- Stated goal
Your task is to locate every line holding the string "JSON" and to copy each of them.

- Data to process
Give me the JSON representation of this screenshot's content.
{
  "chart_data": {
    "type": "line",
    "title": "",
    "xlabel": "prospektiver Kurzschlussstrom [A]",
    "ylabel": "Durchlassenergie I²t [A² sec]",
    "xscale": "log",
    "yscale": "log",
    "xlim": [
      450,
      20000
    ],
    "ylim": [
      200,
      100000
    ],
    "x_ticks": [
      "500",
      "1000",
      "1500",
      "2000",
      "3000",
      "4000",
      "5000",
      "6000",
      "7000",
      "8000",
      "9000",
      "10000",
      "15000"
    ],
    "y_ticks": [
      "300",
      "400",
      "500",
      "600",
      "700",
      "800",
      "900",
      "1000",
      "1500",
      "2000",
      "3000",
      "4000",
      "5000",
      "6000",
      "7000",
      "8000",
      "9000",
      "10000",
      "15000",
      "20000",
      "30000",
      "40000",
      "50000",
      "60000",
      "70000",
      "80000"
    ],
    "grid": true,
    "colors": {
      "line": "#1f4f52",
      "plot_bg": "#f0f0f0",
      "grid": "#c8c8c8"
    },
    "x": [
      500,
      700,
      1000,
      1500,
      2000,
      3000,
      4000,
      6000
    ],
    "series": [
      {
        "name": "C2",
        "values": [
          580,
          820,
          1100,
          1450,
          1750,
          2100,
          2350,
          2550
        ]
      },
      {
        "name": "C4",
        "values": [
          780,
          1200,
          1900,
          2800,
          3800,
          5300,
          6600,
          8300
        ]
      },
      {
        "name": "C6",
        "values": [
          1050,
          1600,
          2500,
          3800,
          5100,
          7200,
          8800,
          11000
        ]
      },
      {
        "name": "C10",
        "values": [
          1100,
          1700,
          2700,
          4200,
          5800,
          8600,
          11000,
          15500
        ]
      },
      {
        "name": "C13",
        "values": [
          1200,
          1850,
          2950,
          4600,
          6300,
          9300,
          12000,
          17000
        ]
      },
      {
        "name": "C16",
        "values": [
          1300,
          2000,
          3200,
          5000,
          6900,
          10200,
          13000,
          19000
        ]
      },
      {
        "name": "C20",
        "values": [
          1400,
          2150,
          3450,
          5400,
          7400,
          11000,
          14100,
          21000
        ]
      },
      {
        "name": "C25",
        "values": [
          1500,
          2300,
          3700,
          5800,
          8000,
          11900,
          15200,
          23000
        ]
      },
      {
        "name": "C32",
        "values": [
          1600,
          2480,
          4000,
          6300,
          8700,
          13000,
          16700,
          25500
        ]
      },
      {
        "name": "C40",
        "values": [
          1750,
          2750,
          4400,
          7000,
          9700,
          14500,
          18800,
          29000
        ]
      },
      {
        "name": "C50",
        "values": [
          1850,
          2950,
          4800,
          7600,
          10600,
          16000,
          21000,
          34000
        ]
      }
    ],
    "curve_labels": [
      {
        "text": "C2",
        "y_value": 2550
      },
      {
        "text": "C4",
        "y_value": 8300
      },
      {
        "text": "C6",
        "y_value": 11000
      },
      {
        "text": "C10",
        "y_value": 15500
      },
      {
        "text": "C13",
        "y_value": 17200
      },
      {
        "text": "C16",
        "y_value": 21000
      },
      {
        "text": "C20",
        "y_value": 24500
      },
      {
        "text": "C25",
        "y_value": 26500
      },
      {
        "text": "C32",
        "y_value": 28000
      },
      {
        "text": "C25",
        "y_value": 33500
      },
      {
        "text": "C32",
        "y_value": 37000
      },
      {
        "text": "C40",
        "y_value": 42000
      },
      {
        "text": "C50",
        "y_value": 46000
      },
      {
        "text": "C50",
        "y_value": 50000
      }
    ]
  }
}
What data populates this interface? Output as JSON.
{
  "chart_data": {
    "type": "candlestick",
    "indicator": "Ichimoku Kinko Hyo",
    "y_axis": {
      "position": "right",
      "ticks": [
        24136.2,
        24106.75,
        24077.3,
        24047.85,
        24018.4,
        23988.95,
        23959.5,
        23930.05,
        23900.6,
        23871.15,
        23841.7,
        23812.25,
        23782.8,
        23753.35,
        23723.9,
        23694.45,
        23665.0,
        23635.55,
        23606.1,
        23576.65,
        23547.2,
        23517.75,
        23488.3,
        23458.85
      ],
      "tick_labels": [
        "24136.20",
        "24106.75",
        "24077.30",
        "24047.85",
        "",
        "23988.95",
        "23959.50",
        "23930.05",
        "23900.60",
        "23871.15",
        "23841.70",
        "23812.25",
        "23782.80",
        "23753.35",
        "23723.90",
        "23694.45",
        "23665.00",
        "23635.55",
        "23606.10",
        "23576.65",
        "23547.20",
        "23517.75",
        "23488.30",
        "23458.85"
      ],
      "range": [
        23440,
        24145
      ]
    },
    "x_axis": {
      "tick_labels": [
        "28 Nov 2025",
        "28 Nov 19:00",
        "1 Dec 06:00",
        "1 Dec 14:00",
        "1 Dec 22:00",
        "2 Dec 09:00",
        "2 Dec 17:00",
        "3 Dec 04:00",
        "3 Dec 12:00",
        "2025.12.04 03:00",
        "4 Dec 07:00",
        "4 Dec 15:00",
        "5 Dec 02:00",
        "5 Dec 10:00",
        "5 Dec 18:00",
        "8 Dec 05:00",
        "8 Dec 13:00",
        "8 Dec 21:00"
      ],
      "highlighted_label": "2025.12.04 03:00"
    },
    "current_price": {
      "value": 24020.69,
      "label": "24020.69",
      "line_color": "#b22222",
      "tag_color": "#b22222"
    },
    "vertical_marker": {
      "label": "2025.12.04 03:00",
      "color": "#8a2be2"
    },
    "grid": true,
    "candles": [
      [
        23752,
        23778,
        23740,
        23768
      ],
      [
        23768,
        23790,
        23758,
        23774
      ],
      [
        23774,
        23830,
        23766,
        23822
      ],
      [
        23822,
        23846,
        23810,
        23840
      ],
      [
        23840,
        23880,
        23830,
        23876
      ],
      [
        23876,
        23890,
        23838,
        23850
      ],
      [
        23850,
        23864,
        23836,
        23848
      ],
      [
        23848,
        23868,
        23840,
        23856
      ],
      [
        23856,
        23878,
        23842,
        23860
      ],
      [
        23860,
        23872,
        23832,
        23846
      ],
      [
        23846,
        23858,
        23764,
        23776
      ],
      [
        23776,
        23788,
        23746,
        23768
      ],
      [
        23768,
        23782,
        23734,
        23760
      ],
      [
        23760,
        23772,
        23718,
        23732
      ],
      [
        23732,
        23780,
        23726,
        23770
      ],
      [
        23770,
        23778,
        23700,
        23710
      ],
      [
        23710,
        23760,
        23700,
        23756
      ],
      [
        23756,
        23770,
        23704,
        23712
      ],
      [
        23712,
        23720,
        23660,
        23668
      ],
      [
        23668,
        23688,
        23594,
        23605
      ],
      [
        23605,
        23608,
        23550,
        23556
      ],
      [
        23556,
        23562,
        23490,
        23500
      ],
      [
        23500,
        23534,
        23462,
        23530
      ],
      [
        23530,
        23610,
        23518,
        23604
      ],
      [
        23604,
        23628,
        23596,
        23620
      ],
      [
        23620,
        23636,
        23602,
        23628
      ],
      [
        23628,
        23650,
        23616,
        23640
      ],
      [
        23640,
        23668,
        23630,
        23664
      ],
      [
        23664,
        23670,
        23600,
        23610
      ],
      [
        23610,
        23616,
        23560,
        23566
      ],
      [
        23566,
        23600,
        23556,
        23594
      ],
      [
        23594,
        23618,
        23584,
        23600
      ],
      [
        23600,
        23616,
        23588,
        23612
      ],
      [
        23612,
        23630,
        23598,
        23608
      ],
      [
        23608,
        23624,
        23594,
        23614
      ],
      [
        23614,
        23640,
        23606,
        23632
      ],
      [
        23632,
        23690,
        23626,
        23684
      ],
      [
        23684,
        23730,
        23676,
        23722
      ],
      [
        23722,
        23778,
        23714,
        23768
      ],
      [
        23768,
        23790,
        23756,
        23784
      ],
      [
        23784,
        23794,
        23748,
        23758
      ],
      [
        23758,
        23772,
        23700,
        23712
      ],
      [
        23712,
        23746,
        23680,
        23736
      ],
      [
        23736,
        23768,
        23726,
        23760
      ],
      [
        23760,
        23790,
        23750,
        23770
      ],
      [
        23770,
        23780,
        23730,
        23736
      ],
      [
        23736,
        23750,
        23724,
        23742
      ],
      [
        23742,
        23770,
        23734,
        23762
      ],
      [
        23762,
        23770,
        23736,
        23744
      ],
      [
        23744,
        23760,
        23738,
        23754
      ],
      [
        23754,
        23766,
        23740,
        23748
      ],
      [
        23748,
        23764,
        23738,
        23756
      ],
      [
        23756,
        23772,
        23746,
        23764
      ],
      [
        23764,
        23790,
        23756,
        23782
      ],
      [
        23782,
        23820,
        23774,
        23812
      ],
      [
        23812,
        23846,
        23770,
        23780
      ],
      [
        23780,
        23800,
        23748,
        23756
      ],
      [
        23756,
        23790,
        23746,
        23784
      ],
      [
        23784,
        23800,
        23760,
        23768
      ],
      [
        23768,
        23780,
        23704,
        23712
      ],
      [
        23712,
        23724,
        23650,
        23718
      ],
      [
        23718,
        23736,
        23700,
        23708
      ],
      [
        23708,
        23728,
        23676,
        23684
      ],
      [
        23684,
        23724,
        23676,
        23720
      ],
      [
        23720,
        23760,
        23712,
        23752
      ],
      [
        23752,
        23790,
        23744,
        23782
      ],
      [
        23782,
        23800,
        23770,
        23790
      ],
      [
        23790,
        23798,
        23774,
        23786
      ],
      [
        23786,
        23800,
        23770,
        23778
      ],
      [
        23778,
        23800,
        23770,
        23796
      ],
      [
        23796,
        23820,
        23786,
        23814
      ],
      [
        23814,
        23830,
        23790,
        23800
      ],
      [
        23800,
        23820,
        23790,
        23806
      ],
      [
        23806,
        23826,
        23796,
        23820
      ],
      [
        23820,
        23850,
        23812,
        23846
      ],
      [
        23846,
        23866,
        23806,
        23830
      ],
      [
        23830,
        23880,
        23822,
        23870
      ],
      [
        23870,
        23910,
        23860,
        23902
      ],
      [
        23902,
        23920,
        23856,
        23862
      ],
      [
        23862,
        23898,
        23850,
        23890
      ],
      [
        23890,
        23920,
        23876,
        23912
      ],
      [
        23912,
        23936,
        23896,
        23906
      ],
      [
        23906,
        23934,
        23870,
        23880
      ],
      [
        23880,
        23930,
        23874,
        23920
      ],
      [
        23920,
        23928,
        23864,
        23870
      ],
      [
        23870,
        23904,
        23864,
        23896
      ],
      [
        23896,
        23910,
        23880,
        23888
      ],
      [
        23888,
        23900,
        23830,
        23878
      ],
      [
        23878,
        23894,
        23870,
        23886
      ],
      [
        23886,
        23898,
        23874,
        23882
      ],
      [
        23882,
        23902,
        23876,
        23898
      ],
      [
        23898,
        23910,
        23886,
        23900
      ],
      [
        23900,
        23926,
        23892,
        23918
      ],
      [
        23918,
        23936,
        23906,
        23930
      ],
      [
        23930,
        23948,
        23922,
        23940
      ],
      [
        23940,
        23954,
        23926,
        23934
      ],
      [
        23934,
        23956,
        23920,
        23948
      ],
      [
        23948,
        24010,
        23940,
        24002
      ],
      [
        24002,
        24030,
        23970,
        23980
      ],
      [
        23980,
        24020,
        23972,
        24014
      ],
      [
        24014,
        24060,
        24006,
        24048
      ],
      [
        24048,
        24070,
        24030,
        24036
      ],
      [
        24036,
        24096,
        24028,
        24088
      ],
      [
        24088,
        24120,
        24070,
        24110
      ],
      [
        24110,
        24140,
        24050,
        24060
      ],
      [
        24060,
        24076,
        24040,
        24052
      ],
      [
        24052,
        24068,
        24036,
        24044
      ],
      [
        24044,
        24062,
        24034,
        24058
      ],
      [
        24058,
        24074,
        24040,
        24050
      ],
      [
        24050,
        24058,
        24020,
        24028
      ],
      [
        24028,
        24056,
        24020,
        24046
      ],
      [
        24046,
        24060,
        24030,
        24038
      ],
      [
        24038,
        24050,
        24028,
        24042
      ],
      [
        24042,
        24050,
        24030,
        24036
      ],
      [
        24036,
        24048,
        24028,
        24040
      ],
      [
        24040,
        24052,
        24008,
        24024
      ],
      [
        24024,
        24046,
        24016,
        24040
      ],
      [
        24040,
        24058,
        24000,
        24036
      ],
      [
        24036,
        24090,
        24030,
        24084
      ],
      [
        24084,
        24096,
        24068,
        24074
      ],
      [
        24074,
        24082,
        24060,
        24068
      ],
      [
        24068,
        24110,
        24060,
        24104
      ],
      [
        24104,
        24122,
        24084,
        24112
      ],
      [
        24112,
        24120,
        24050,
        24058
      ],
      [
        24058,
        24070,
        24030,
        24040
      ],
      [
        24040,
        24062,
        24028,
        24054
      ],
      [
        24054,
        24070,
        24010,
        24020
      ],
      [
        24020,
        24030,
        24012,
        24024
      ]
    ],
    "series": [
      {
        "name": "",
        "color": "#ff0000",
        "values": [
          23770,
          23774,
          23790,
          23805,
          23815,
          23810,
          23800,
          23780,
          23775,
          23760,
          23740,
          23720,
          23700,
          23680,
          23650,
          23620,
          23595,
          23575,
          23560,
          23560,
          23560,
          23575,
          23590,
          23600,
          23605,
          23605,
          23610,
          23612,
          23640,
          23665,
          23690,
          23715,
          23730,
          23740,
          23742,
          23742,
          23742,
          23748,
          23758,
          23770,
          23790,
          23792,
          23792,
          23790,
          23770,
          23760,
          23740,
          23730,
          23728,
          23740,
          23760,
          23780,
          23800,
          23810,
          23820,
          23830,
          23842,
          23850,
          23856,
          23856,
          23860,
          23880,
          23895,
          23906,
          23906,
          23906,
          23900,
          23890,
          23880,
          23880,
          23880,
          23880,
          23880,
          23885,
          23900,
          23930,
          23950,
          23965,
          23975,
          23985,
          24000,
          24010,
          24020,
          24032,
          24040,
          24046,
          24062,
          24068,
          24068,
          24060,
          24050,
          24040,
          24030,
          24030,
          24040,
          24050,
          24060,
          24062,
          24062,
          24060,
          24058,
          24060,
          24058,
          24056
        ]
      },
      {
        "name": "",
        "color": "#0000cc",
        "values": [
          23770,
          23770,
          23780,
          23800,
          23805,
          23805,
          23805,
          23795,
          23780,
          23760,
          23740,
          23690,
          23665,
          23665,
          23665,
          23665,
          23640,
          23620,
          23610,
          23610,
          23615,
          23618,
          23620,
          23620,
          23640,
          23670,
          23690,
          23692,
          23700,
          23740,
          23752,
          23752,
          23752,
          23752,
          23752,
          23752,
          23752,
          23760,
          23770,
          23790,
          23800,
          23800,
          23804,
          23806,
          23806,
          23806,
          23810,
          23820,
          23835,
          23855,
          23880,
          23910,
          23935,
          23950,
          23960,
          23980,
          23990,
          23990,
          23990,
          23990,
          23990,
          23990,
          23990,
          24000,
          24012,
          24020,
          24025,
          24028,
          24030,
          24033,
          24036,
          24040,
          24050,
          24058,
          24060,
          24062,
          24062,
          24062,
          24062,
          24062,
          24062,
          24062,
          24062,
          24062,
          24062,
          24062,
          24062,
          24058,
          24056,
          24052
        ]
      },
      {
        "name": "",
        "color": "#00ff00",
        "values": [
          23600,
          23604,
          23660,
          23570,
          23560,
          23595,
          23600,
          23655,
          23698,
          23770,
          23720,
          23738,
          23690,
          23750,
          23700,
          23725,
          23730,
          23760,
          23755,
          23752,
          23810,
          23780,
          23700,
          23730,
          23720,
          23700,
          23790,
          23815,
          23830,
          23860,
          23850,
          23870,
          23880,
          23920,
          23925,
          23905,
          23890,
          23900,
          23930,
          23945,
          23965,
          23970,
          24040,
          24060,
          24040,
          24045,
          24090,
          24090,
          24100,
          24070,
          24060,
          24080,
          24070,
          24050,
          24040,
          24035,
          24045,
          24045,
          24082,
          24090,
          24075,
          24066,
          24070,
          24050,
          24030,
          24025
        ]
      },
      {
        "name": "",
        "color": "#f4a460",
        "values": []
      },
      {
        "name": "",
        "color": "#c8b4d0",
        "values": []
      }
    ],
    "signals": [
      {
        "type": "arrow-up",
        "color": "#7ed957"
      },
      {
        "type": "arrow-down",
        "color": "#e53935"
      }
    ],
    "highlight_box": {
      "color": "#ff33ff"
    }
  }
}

- Answer below
Give me the JSON representation of this screenshot's content.
What data populates this interface? Output as JSON.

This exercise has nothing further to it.